Exercise:
Return every line of the data below that includes the string "Serie".

** Start Stored data **

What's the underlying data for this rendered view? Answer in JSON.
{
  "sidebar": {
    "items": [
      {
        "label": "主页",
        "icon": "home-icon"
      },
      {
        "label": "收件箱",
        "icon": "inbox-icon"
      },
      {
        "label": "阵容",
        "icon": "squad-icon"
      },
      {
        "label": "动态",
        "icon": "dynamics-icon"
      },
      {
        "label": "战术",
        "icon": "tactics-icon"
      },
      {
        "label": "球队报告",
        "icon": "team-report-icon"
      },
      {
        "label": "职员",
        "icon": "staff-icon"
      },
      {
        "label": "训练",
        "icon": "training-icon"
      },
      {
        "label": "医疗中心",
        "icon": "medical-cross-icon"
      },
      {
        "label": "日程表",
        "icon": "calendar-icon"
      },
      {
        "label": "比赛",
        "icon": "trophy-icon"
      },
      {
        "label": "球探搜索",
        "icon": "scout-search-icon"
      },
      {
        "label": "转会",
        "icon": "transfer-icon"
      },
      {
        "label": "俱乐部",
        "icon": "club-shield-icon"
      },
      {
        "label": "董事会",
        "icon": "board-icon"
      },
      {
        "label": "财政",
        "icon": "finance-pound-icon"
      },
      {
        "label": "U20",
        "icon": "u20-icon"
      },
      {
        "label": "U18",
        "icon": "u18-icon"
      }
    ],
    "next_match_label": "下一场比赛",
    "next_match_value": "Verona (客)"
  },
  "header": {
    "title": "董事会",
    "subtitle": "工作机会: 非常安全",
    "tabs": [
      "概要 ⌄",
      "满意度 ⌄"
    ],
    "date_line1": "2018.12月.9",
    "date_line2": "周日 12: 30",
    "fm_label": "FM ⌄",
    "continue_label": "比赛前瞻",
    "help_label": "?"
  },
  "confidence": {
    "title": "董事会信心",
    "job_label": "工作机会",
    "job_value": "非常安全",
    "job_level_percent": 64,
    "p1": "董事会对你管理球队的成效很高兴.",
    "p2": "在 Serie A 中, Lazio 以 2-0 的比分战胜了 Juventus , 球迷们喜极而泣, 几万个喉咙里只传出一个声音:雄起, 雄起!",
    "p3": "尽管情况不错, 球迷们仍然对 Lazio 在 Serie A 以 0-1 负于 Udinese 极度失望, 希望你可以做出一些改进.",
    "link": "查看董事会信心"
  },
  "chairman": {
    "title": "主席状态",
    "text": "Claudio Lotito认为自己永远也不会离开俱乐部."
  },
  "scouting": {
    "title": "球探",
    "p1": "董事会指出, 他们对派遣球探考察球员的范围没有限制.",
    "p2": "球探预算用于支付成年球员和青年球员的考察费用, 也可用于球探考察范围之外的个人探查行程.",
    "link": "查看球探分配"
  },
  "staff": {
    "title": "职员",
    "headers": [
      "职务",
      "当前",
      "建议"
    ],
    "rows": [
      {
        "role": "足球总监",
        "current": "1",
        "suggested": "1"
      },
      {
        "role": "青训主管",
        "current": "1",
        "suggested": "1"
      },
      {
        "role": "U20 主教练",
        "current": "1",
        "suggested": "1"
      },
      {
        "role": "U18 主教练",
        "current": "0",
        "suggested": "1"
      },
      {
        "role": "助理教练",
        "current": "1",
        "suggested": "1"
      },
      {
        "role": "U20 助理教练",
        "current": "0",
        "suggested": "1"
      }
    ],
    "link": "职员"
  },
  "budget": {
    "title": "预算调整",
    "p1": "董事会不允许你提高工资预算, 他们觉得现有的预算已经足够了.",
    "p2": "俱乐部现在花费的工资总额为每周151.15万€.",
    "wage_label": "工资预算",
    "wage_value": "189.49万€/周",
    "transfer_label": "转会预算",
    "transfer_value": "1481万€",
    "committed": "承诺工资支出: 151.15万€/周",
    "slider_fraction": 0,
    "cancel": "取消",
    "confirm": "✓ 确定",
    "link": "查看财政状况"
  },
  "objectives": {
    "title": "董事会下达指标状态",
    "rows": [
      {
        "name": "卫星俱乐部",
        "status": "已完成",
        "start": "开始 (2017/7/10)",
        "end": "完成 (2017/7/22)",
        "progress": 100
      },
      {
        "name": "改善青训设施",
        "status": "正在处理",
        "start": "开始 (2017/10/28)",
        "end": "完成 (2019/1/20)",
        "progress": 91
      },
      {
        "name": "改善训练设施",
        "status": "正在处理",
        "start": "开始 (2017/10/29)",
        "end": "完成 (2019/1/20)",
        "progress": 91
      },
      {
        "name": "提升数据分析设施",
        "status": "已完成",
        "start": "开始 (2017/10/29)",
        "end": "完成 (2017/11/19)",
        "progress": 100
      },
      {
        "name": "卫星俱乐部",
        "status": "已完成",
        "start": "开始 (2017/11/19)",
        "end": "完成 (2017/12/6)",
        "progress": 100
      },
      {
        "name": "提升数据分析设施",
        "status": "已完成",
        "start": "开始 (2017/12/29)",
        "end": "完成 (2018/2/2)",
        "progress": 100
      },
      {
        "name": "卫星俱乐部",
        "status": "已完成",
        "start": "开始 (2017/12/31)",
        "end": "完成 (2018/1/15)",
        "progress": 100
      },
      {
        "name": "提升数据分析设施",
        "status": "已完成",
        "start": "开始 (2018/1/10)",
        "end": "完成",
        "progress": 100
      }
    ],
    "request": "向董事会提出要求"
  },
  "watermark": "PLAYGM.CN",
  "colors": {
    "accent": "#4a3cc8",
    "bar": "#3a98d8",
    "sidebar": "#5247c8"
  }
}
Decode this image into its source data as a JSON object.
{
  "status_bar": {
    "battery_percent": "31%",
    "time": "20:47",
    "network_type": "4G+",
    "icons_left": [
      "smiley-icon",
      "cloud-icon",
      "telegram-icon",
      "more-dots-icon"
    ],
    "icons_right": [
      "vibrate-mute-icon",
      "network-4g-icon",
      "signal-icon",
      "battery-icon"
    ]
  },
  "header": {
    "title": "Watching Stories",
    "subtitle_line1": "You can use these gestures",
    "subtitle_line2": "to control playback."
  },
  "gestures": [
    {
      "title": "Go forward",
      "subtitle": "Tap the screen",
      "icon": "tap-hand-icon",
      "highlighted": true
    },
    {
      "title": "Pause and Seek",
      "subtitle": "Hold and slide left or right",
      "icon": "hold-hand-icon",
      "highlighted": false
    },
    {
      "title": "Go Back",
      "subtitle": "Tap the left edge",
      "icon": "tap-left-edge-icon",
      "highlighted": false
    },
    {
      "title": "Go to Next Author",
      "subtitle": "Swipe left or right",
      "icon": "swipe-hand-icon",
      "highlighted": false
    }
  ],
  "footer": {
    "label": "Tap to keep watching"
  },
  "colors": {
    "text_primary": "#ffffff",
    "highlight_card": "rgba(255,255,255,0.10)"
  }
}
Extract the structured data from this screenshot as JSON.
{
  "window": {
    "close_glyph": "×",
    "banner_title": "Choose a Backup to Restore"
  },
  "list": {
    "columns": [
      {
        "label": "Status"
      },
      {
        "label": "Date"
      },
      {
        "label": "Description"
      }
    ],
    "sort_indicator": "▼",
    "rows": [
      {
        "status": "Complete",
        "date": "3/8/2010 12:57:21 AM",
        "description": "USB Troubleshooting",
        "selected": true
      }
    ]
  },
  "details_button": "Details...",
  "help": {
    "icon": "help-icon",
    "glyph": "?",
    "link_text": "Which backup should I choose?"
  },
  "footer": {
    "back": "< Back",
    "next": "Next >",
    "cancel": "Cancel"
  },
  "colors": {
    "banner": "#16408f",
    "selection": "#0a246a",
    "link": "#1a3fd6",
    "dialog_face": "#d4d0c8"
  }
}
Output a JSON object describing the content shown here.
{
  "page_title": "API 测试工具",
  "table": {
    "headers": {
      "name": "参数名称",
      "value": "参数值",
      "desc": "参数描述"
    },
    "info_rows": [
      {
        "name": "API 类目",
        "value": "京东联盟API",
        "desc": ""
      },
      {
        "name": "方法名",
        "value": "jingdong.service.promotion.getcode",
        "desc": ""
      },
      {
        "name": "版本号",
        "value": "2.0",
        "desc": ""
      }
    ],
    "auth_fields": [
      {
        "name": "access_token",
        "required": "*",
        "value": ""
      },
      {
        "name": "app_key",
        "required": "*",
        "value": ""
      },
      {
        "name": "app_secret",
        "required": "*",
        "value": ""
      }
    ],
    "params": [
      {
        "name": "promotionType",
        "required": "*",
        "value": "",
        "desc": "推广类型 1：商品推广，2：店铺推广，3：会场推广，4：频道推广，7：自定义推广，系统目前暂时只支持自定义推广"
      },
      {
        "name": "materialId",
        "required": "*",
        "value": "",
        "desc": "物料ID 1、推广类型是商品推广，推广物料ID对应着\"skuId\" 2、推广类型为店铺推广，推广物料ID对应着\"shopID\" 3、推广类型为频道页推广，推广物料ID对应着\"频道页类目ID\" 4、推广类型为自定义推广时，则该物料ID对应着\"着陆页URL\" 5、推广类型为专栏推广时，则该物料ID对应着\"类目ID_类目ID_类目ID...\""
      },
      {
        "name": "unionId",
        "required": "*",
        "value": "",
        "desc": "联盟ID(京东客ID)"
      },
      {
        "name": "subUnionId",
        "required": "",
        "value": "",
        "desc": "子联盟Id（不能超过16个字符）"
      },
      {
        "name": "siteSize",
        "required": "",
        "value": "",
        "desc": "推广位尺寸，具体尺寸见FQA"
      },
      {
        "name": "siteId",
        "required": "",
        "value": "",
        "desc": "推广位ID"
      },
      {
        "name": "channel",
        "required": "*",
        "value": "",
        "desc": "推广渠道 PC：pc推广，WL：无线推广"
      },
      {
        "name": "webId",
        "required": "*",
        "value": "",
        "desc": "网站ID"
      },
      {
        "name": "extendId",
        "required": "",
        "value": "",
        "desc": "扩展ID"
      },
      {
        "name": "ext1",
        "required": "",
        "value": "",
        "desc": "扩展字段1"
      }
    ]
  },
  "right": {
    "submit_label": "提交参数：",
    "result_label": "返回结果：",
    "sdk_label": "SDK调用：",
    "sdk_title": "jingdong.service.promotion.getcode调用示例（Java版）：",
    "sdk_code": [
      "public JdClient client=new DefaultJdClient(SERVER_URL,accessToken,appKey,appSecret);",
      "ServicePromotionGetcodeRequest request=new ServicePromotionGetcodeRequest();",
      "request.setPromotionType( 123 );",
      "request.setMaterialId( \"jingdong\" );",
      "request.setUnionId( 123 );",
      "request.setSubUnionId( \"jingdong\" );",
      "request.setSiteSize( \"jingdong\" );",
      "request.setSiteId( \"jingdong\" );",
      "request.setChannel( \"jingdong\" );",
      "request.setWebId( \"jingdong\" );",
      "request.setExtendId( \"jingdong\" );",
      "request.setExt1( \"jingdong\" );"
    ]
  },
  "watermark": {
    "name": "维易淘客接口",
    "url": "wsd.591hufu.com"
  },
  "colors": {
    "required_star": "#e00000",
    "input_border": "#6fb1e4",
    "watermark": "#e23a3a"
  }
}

** End Stored data **

Right answer:
    "p2": "在 Serie A 中, Lazio 以 2-0 的比分战胜了 Juventus , 球迷们喜极而泣, 几万个喉咙里只传出一个声音:雄起, 雄起!",
    "p3": "尽管情况不错, 球迷们仍然对 Lazio 在 Serie A 以 0-1 负于 Udinese 极度失望, 希望你可以做出一些改进.",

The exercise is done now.